↓

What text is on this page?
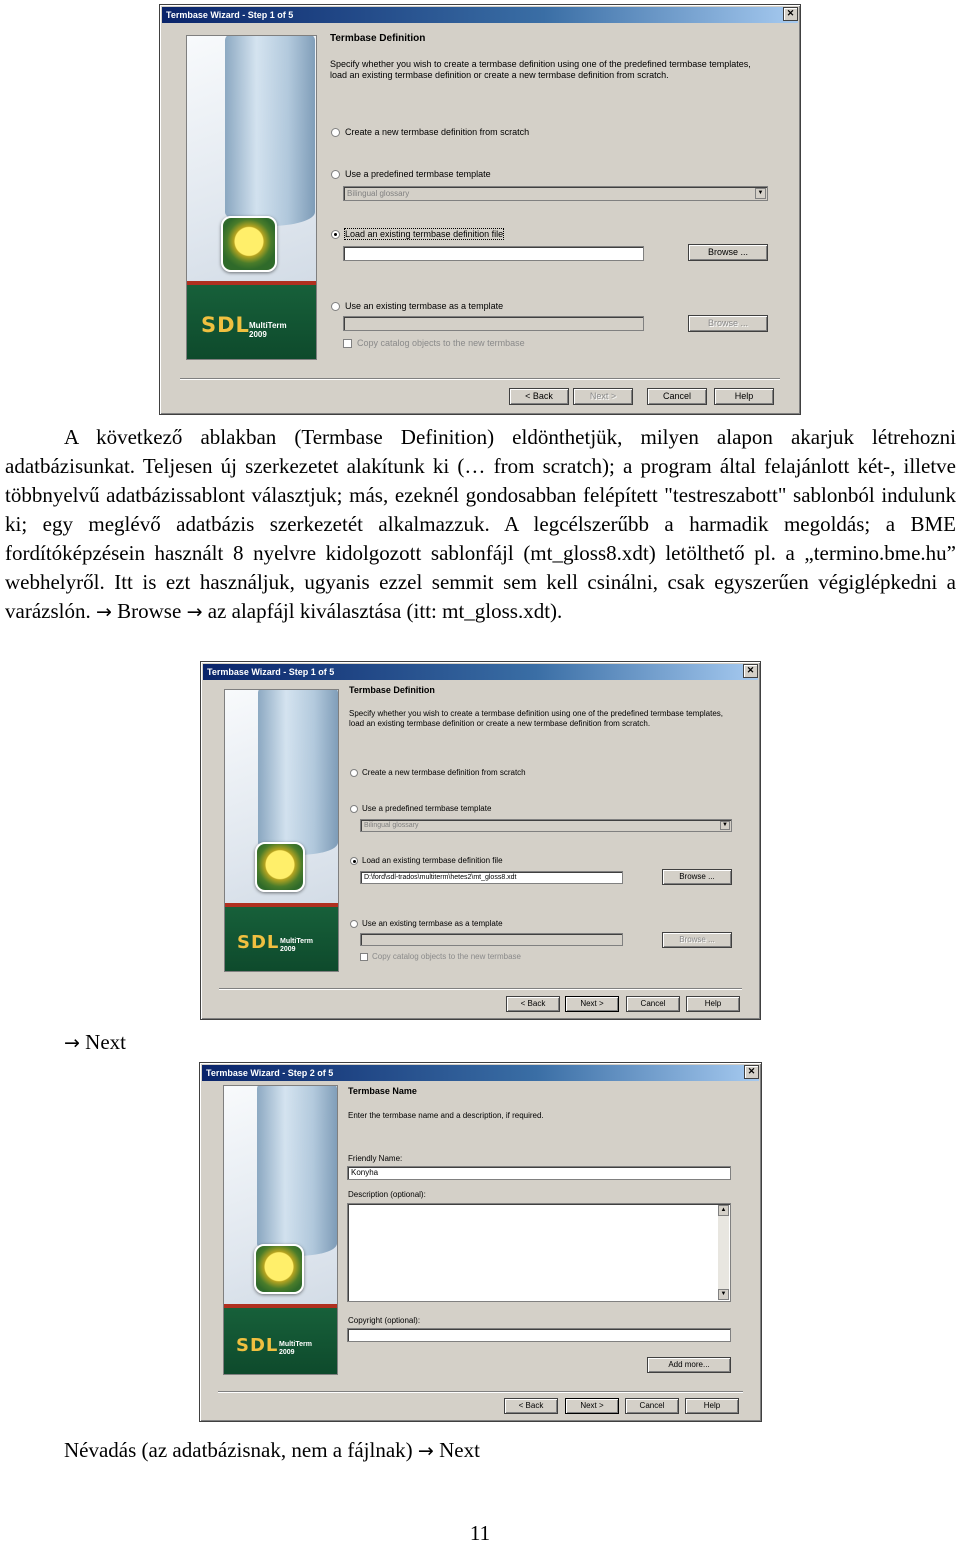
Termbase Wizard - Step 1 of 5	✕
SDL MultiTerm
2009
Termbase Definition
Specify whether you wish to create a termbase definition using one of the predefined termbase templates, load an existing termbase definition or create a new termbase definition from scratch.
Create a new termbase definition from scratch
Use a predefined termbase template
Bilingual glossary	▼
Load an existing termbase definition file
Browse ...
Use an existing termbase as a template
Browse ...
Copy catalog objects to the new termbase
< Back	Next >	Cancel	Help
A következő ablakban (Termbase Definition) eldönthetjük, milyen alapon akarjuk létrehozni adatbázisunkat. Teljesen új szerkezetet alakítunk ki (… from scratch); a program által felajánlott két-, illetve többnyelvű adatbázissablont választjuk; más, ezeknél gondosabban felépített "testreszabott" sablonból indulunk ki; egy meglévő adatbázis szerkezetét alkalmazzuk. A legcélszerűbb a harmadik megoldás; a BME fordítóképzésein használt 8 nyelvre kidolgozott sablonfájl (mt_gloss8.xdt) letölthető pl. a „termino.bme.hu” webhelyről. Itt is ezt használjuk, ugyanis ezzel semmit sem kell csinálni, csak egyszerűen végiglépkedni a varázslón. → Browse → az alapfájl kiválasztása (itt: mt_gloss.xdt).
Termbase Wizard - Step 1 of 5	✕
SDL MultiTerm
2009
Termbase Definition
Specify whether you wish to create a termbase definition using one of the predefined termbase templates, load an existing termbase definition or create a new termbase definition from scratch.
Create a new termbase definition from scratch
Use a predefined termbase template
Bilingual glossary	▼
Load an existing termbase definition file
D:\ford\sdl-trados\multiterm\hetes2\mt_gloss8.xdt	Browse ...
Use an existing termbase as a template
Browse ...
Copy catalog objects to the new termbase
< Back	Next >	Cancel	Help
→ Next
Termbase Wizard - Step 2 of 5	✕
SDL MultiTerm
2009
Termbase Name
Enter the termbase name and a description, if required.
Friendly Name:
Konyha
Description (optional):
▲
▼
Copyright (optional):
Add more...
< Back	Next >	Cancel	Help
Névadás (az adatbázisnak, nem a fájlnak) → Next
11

↑
↓

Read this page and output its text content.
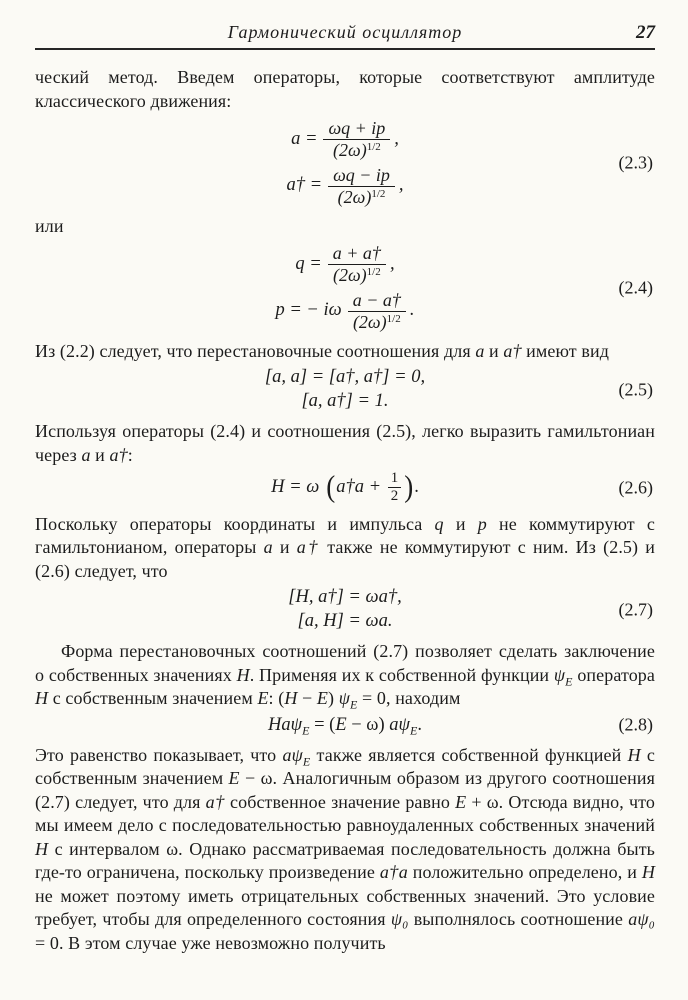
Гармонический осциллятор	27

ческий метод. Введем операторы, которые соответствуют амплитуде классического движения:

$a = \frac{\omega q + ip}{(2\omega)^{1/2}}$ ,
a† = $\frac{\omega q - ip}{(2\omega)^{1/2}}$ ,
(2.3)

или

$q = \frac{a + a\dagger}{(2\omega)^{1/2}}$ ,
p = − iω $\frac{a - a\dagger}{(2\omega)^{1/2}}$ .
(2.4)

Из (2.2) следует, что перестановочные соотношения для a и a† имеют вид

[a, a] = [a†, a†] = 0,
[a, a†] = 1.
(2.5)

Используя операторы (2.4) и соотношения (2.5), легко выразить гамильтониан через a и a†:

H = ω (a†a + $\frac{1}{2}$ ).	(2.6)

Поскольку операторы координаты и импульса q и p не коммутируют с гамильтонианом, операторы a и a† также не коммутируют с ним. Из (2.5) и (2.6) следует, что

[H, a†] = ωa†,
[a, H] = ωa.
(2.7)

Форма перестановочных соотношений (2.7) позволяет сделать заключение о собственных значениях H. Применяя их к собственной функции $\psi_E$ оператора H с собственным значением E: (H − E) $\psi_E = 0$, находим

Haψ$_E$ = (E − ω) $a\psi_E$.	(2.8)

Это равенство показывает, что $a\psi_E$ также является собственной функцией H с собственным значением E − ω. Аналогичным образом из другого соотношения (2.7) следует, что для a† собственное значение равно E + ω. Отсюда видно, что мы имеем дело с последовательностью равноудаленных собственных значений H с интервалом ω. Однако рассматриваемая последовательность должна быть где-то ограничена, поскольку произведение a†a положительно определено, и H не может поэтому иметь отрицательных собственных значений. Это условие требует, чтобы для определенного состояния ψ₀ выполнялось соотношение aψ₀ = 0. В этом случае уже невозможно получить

↑

◆ What you will do ◆
How many lines in the records above hold the word "следует"? Give only the number.

◆ Result below ◆
3